Your objective:
Give the data a second time, exactly and in full.

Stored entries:
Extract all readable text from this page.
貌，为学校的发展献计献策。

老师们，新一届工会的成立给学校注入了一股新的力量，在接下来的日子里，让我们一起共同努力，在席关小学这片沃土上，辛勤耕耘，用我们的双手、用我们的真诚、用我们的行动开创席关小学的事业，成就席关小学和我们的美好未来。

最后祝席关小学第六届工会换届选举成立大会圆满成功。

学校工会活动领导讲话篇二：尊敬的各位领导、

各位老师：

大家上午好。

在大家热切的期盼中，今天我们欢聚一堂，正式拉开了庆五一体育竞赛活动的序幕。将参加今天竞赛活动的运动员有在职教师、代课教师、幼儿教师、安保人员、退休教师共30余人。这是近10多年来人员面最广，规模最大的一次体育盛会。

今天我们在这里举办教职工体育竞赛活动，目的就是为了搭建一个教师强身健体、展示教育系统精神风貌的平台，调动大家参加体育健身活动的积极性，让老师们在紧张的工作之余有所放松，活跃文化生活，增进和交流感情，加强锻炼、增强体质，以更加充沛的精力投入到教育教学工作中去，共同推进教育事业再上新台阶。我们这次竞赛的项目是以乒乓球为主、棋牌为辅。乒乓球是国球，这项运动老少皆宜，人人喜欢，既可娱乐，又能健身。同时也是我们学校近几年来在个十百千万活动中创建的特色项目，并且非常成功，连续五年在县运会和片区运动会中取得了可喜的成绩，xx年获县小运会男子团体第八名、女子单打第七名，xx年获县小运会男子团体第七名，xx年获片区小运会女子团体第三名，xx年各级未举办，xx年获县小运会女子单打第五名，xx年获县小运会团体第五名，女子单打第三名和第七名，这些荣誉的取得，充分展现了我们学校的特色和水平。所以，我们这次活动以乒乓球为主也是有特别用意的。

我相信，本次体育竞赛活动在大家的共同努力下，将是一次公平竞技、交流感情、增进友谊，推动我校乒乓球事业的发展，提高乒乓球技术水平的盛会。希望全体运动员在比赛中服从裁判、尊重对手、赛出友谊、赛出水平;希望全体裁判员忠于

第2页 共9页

Result:
Extract all readable text from this page.
貌，为学校的发展献计献策。

老师们，新一届工会的成立给学校注入了一股新的力量，在接下来的日子里，让我们一起共同努力，在席关小学这片沃土上，辛勤耕耘，用我们的双手、用我们的真诚、用我们的行动开创席关小学的事业，成就席关小学和我们的美好未来。

最后祝席关小学第六届工会换届选举成立大会圆满成功。

学校工会活动领导讲话篇二：尊敬的各位领导、

各位老师：

大家上午好。

在大家热切的期盼中，今天我们欢聚一堂，正式拉开了庆五一体育竞赛活动的序幕。将参加今天竞赛活动的运动员有在职教师、代课教师、幼儿教师、安保人员、退休教师共30余人。这是近10多年来人员面最广，规模最大的一次体育盛会。

今天我们在这里举办教职工体育竞赛活动，目的就是为了搭建一个教师强身健体、展示教育系统精神风貌的平台，调动大家参加体育健身活动的积极性，让老师们在紧张的工作之余有所放松，活跃文化生活，增进和交流感情，加强锻炼、增强体质，以更加充沛的精力投入到教育教学工作中去，共同推进教育事业再上新台阶。我们这次竞赛的项目是以乒乓球为主、棋牌为辅。乒乓球是国球，这项运动老少皆宜，人人喜欢，既可娱乐，又能健身。同时也是我们学校近几年来在个十百千万活动中创建的特色项目，并且非常成功，连续五年在县运会和片区运动会中取得了可喜的成绩，xx年获县小运会男子团体第八名、女子单打第七名，xx年获县小运会男子团体第七名，xx年获片区小运会女子团体第三名，xx年各级未举办，xx年获县小运会女子单打第五名，xx年获县小运会团体第五名，女子单打第三名和第七名，这些荣誉的取得，充分展现了我们学校的特色和水平。所以，我们这次活动以乒乓球为主也是有特别用意的。

我相信，本次体育竞赛活动在大家的共同努力下，将是一次公平竞技、交流感情、增进友谊，推动我校乒乓球事业的发展，提高乒乓球技术水平的盛会。希望全体运动员在比赛中服从裁判、尊重对手、赛出友谊、赛出水平;希望全体裁判员忠于

第2页 共9页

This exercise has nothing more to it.